→ Data for processing
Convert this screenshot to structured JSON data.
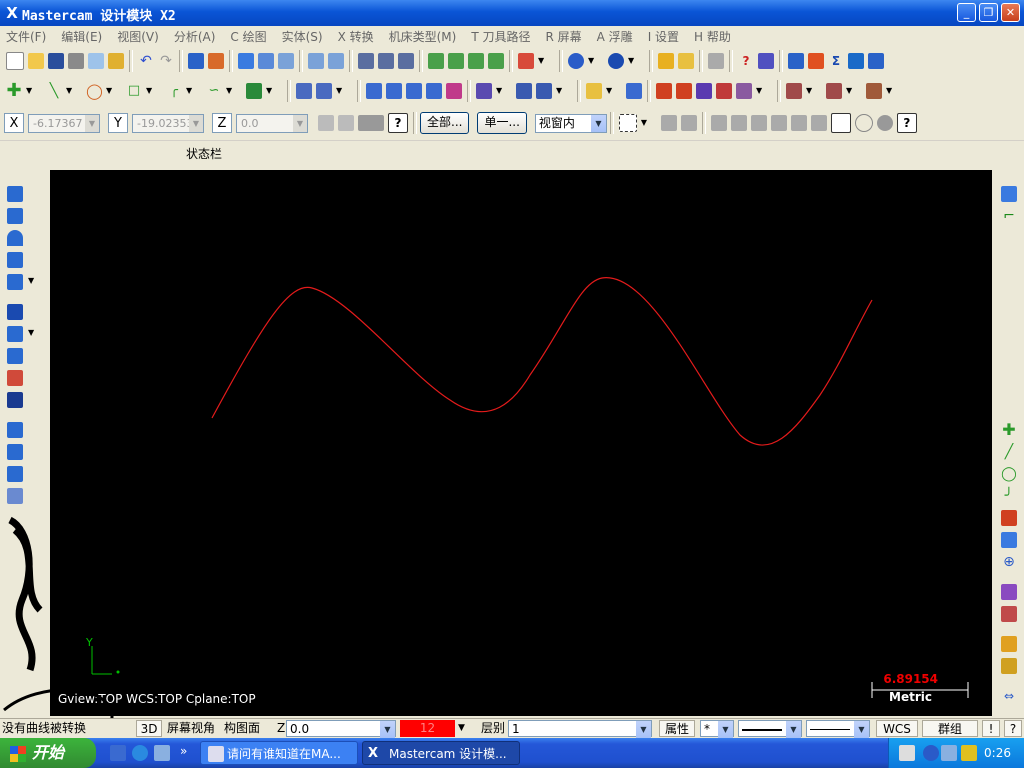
{
  "window": {
    "title": "Mastercam 设计模块  X2",
    "logo": "X",
    "min": "_",
    "max": "❐",
    "close": "✕"
  },
  "menu": [
    "文件(F)",
    "编辑(E)",
    "视图(V)",
    "分析(A)",
    "C 绘图",
    "实体(S)",
    "X 转换",
    "机床类型(M)",
    "T 刀具路径",
    "R 屏幕",
    "A 浮雕",
    "I 设置",
    "H 帮助"
  ],
  "coords": {
    "x_label": "X",
    "x_value": "-6.17367",
    "y_label": "Y",
    "y_value": "-19.02353",
    "z_label": "Z",
    "z_value": "0.0"
  },
  "toolbar3": {
    "all_button": "全部...",
    "single_button": "单一...",
    "view_select": "视窗内",
    "help": "?"
  },
  "status_label": "状态栏",
  "viewport": {
    "view_info": "Gview:TOP   WCS:TOP   Cplane:TOP",
    "axis_y": "Y",
    "scale_value": "6.89154",
    "scale_unit": "Metric"
  },
  "bottom_bar": {
    "message": "没有曲线被转换",
    "btn_3d": "3D",
    "screen_view": "屏幕视角",
    "cplane": "构图面",
    "z_label": "Z",
    "z_value": "0.0",
    "color_value": "12",
    "level_label": "层别",
    "level_value": "1",
    "attributes": "属性",
    "point_style": "*",
    "wcs": "WCS",
    "group": "群组",
    "help": "!",
    "help2": "?"
  },
  "taskbar": {
    "start": "开始",
    "task1": "请问有谁知道在MA...",
    "task2": "Mastercam 设计模...",
    "clock": "0:26",
    "quick_more": "»"
  },
  "colors": {
    "curve": "#e31b1b",
    "viewport_bg": "#000000",
    "color_swatch": "#ff0000"
  }
}
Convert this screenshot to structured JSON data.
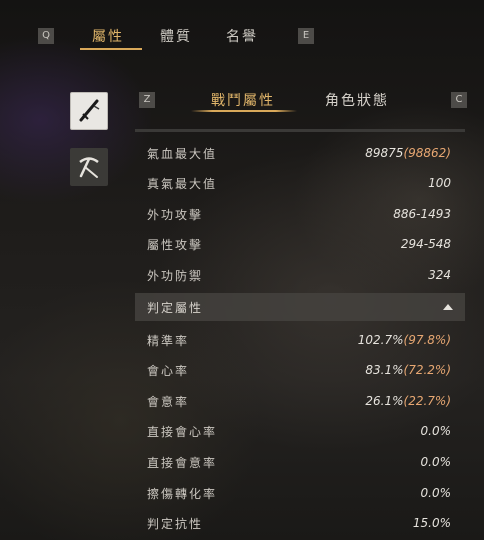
{
  "top_tabs": {
    "left_key": "Q",
    "right_key": "E",
    "items": [
      {
        "label": "屬性"
      },
      {
        "label": "體質"
      },
      {
        "label": "名譽"
      }
    ]
  },
  "sidebar": {
    "items": [
      {
        "icon": "sword-icon"
      },
      {
        "icon": "pickaxe-icon"
      }
    ]
  },
  "panel": {
    "left_key": "Z",
    "right_key": "C",
    "tabs": [
      {
        "label": "戰鬥屬性"
      },
      {
        "label": "角色狀態"
      }
    ],
    "stats": [
      {
        "label": "氣血最大值",
        "value": "89875",
        "bonus": "(98862)"
      },
      {
        "label": "真氣最大值",
        "value": "100",
        "bonus": ""
      },
      {
        "label": "外功攻擊",
        "value": "886-1493",
        "bonus": ""
      },
      {
        "label": "屬性攻擊",
        "value": "294-548",
        "bonus": ""
      },
      {
        "label": "外功防禦",
        "value": "324",
        "bonus": ""
      }
    ],
    "section": {
      "label": "判定屬性"
    },
    "judge_stats": [
      {
        "label": "精準率",
        "value": "102.7%",
        "bonus": "(97.8%)"
      },
      {
        "label": "會心率",
        "value": "83.1%",
        "bonus": "(72.2%)"
      },
      {
        "label": "會意率",
        "value": "26.1%",
        "bonus": "(22.7%)"
      },
      {
        "label": "直接會心率",
        "value": "",
        "bonus": "0.0%"
      },
      {
        "label": "直接會意率",
        "value": "",
        "bonus": "0.0%"
      },
      {
        "label": "擦傷轉化率",
        "value": "0.0%",
        "bonus": ""
      },
      {
        "label": "判定抗性",
        "value": "15.0%",
        "bonus": ""
      }
    ]
  },
  "colors": {
    "accent": "#e0b56a",
    "bonus": "#e7a772"
  }
}
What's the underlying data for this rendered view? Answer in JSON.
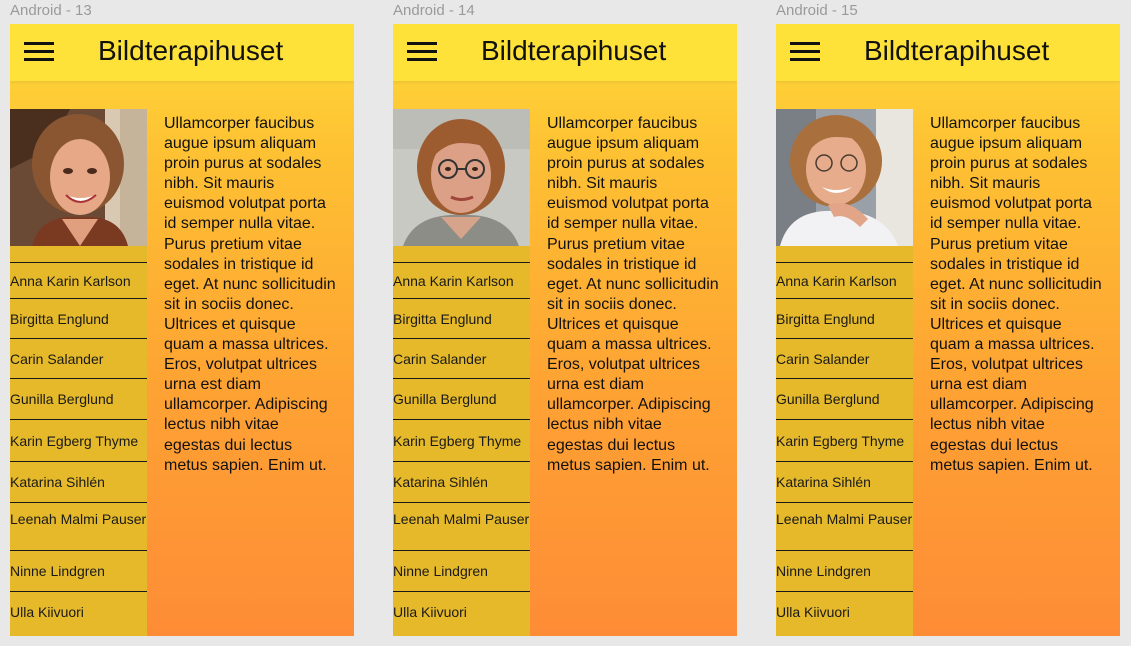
{
  "frames": [
    {
      "label": "Android - 13",
      "app_title": "Bildterapihuset",
      "body_text": "Ullamcorper faucibus augue ipsum aliquam proin purus at sodales nibh. Sit mauris euismod volutpat porta id semper nulla vitae. Purus pretium vitae sodales in tristique id eget. At nunc sollicitudin sit in sociis donec. Ultrices et quisque quam a massa ultrices. Eros, volutpat ultrices urna est diam ullamcorper. Adipiscing lectus nibh vitae egestas dui lectus metus sapien. Enim ut.",
      "nav": [
        "Anna Karin Karlson",
        "Birgitta Englund",
        "Carin Salander",
        "Gunilla Berglund",
        "Karin Egberg Thyme",
        "Katarina Sihlén",
        "Leenah Malmi Pauser",
        "Ninne Lindgren",
        "Ulla Kiivuori"
      ]
    },
    {
      "label": "Android - 14",
      "app_title": "Bildterapihuset",
      "body_text": "Ullamcorper faucibus augue ipsum aliquam proin purus at sodales nibh. Sit mauris euismod volutpat porta id semper nulla vitae. Purus pretium vitae sodales in tristique id eget. At nunc sollicitudin sit in sociis donec. Ultrices et quisque quam a massa ultrices. Eros, volutpat ultrices urna est diam ullamcorper. Adipiscing lectus nibh vitae egestas dui lectus metus sapien. Enim ut.",
      "nav": [
        "Anna Karin Karlson",
        "Birgitta Englund",
        "Carin Salander",
        "Gunilla Berglund",
        "Karin Egberg Thyme",
        "Katarina Sihlén",
        "Leenah Malmi Pauser",
        "Ninne Lindgren",
        "Ulla Kiivuori"
      ]
    },
    {
      "label": "Android - 15",
      "app_title": "Bildterapihuset",
      "body_text": "Ullamcorper faucibus augue ipsum aliquam proin purus at sodales nibh. Sit mauris euismod volutpat porta id semper nulla vitae. Purus pretium vitae sodales in tristique id eget. At nunc sollicitudin sit in sociis donec. Ultrices et quisque quam a massa ultrices. Eros, volutpat ultrices urna est diam ullamcorper. Adipiscing lectus nibh vitae egestas dui lectus metus sapien. Enim ut.",
      "nav": [
        "Anna Karin Karlson",
        "Birgitta Englund",
        "Carin Salander",
        "Gunilla Berglund",
        "Karin Egberg Thyme",
        "Katarina Sihlén",
        "Leenah Malmi Pauser",
        "Ninne Lindgren",
        "Ulla Kiivuori"
      ]
    }
  ],
  "icons": {
    "menu": "hamburger-menu-icon"
  },
  "colors": {
    "appbar": "#fee23a",
    "sidebar": "#e5b929",
    "gradient_top": "#fedb3a",
    "gradient_bottom": "#fe8c36"
  }
}
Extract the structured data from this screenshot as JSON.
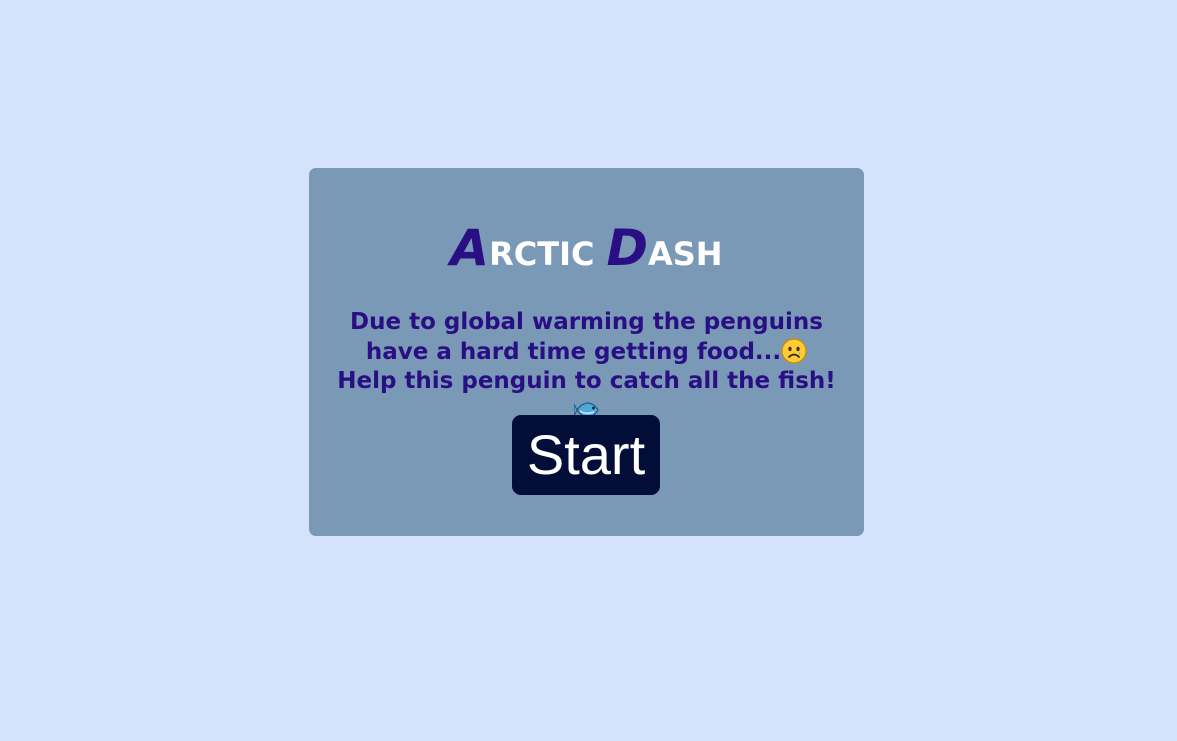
{
  "game": {
    "title_first_initial": "A",
    "title_first_rest": "RCTIC",
    "title_second_initial": "D",
    "title_second_rest": "ASH",
    "description_part1": "Due to global warming the penguins have a hard time getting food...",
    "description_part2": " Help this penguin to catch all the fish!",
    "start_label": "Start"
  },
  "icons": {
    "sad_face": "sad-face-icon",
    "fish": "fish-icon"
  },
  "colors": {
    "page_background": "#d4e2fb",
    "card_background": "#7a99b6",
    "title_accent": "#2a0f84",
    "title_white": "#ffffff",
    "text": "#2a0f84",
    "button_background": "#020d38",
    "button_text": "#ffffff"
  }
}
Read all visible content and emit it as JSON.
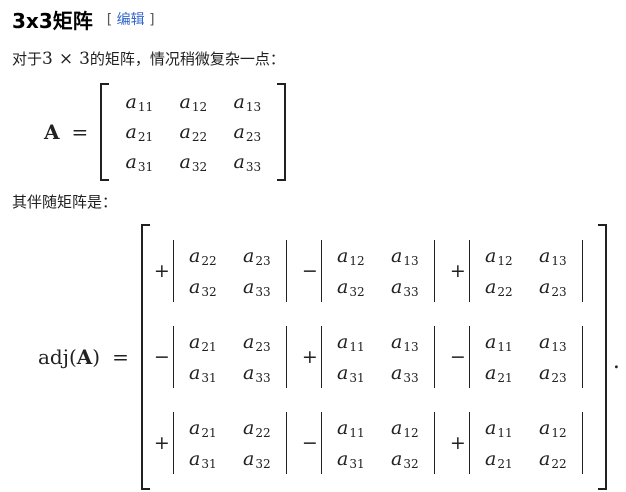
{
  "section": {
    "title": "3x3矩阵",
    "edit_open": "[",
    "edit_label": "编辑",
    "edit_close": "]"
  },
  "intro": {
    "prefix": "对于",
    "n1": "3",
    "times": "×",
    "n2": "3",
    "suffix": "的矩阵，情况稍微复杂一点："
  },
  "matrix_eq": {
    "lhs": "A",
    "equals": "=",
    "rows": [
      [
        {
          "base": "a",
          "sub": "11"
        },
        {
          "base": "a",
          "sub": "12"
        },
        {
          "base": "a",
          "sub": "13"
        }
      ],
      [
        {
          "base": "a",
          "sub": "21"
        },
        {
          "base": "a",
          "sub": "22"
        },
        {
          "base": "a",
          "sub": "23"
        }
      ],
      [
        {
          "base": "a",
          "sub": "31"
        },
        {
          "base": "a",
          "sub": "32"
        },
        {
          "base": "a",
          "sub": "33"
        }
      ]
    ]
  },
  "adj_intro": "其伴随矩阵是：",
  "adj_eq": {
    "lhs_func": "adj",
    "lhs_open": "(",
    "lhs_arg": "A",
    "lhs_close": ")",
    "equals": "=",
    "period": ".",
    "cells": [
      {
        "sign": "+",
        "det": [
          [
            "22",
            "23"
          ],
          [
            "32",
            "33"
          ]
        ]
      },
      {
        "sign": "−",
        "det": [
          [
            "12",
            "13"
          ],
          [
            "32",
            "33"
          ]
        ]
      },
      {
        "sign": "+",
        "det": [
          [
            "12",
            "13"
          ],
          [
            "22",
            "23"
          ]
        ]
      },
      {
        "sign": "−",
        "det": [
          [
            "21",
            "23"
          ],
          [
            "31",
            "33"
          ]
        ]
      },
      {
        "sign": "+",
        "det": [
          [
            "11",
            "13"
          ],
          [
            "31",
            "33"
          ]
        ]
      },
      {
        "sign": "−",
        "det": [
          [
            "11",
            "13"
          ],
          [
            "21",
            "23"
          ]
        ]
      },
      {
        "sign": "+",
        "det": [
          [
            "21",
            "22"
          ],
          [
            "31",
            "32"
          ]
        ]
      },
      {
        "sign": "−",
        "det": [
          [
            "11",
            "12"
          ],
          [
            "31",
            "32"
          ]
        ]
      },
      {
        "sign": "+",
        "det": [
          [
            "11",
            "12"
          ],
          [
            "21",
            "22"
          ]
        ]
      }
    ],
    "entry_base": "a"
  }
}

→ Task description
Check each line above for the string "Mastercam", then copy the ones that have it.

→ Exercise result
    "title": "Mastercam 设计模块  X2",
    "task2": "Mastercam 设计模...",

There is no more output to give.